## WHAT TO DO
Only lines holding the string "screenshot" are wanted; copy each one from the material.

═══ SUPPLIED RECORDS ═══

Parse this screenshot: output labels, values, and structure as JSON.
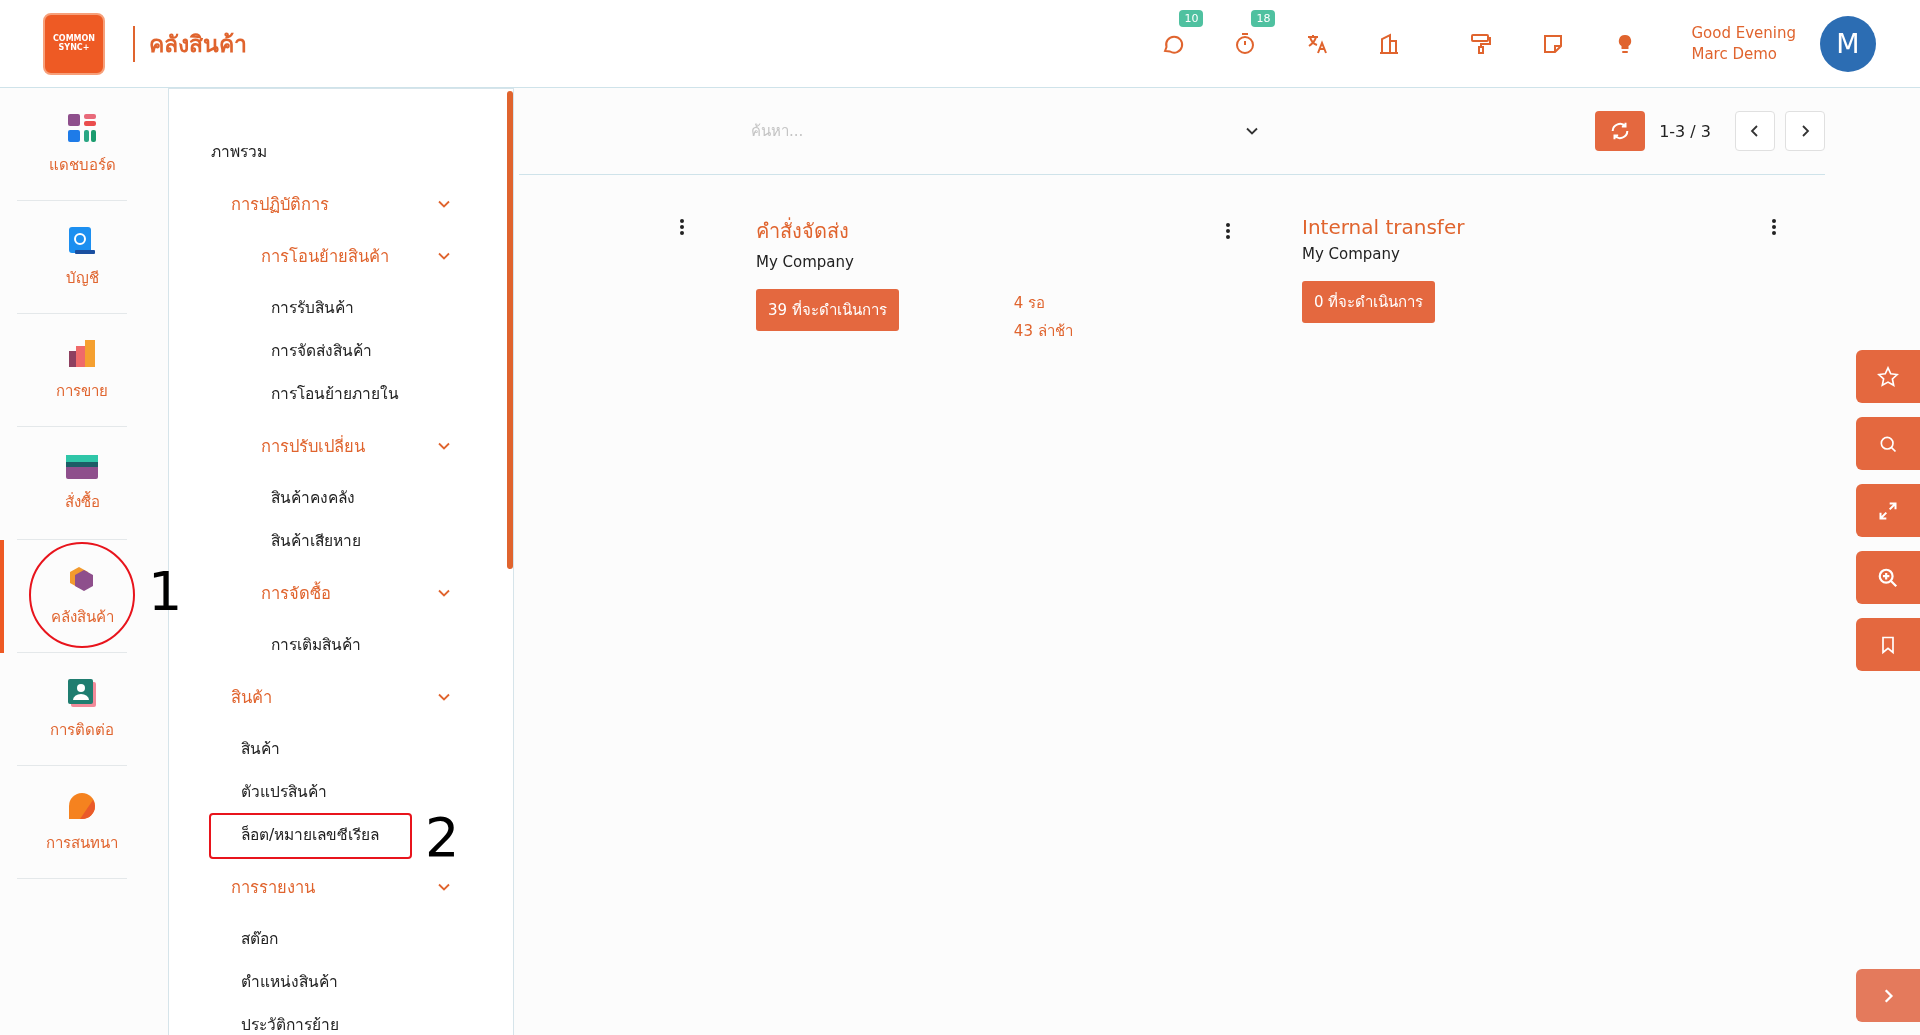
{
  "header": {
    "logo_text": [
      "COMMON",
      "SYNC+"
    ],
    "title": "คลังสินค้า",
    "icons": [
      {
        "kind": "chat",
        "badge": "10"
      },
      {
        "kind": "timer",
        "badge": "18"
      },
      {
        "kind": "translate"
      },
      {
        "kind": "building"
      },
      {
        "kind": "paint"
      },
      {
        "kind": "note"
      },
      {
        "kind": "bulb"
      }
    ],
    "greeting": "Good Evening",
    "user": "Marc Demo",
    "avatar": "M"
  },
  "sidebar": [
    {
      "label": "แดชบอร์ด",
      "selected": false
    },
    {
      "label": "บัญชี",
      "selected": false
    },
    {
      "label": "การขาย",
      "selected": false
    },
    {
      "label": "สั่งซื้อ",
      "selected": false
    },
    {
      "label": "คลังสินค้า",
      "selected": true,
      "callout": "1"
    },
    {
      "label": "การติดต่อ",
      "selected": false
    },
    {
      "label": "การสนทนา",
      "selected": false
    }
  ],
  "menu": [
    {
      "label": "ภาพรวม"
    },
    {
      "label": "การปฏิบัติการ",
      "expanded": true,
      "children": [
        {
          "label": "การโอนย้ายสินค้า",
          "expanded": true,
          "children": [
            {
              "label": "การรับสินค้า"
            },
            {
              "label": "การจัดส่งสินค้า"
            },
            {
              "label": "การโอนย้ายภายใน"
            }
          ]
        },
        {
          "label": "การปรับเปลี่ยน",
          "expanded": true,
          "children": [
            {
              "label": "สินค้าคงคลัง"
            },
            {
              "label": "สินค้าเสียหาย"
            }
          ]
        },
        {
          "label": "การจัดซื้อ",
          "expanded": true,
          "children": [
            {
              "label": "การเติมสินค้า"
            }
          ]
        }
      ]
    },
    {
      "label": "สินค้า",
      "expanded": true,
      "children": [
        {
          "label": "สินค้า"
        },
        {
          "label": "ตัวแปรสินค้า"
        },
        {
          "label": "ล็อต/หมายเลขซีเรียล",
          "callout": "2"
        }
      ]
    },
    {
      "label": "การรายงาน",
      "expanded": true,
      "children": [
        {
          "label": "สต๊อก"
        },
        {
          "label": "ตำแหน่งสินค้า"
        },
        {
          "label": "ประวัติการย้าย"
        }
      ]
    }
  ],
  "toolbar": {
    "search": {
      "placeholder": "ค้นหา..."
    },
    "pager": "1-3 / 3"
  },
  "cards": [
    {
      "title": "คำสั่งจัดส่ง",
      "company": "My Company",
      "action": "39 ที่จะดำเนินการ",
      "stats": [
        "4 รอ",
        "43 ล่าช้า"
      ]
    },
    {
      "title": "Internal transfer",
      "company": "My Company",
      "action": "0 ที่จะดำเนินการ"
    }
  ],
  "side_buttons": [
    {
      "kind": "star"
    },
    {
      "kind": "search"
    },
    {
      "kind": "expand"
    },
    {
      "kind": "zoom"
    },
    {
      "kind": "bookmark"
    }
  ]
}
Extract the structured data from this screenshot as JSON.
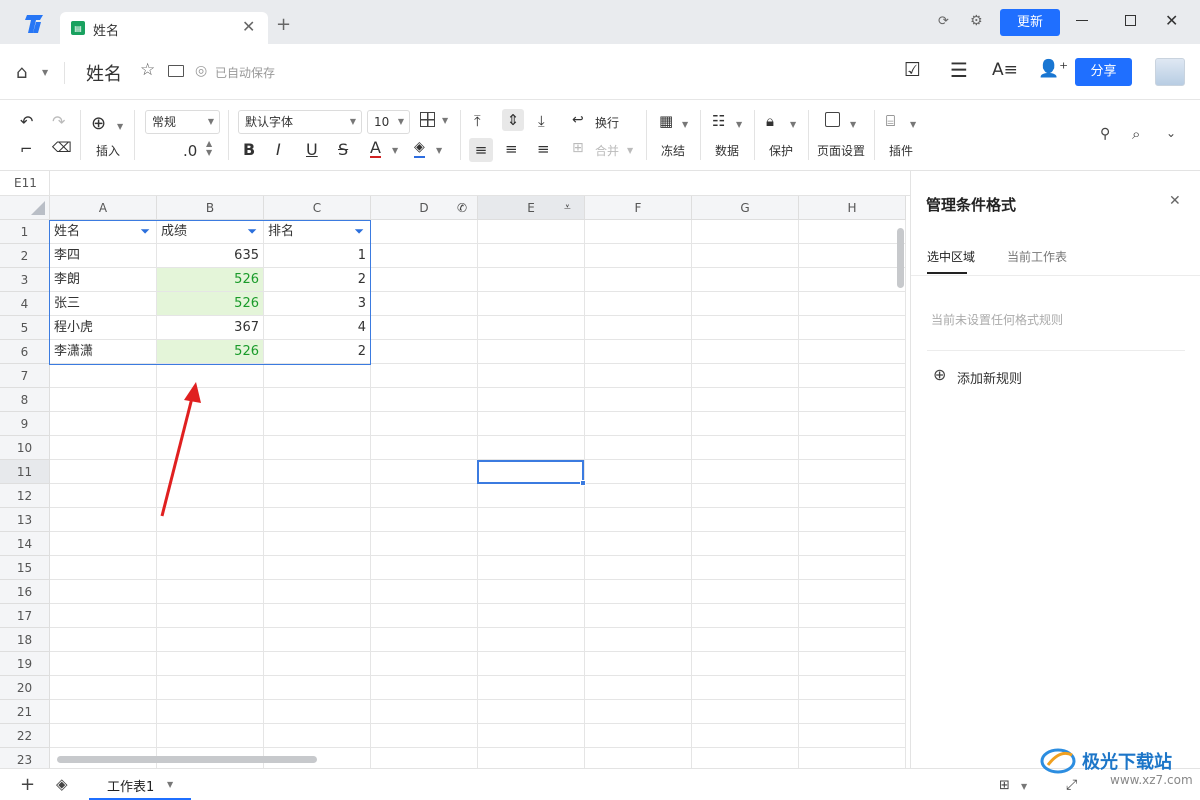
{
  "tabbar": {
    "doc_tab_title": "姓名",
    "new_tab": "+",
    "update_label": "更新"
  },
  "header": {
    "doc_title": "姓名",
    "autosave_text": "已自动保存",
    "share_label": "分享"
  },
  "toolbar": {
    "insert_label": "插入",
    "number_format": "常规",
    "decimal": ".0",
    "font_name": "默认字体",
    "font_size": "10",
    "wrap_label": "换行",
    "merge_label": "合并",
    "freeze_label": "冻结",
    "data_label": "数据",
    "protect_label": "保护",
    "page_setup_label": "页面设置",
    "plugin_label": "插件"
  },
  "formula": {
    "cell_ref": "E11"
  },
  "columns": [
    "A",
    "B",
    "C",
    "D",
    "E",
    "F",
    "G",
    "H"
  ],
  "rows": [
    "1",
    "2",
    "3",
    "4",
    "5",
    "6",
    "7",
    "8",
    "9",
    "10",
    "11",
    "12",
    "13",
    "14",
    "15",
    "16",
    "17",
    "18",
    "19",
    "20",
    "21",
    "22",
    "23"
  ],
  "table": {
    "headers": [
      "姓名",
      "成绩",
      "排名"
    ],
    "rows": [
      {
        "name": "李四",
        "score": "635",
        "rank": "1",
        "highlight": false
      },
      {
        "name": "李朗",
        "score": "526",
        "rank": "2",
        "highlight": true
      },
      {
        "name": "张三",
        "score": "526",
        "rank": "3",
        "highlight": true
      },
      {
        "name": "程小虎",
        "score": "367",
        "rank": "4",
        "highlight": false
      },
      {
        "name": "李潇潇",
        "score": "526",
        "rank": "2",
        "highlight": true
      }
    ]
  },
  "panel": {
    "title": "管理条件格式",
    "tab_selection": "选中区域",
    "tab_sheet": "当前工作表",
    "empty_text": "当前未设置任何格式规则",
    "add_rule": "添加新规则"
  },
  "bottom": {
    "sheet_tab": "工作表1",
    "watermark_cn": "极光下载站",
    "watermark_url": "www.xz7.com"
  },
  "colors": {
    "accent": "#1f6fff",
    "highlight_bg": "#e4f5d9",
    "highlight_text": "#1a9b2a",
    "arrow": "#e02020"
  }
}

═══

## RIGHT ANSWER
Parse this screenshot: output labels, values, and structure as JSON.
Extract the structured data from this screenshot as JSON.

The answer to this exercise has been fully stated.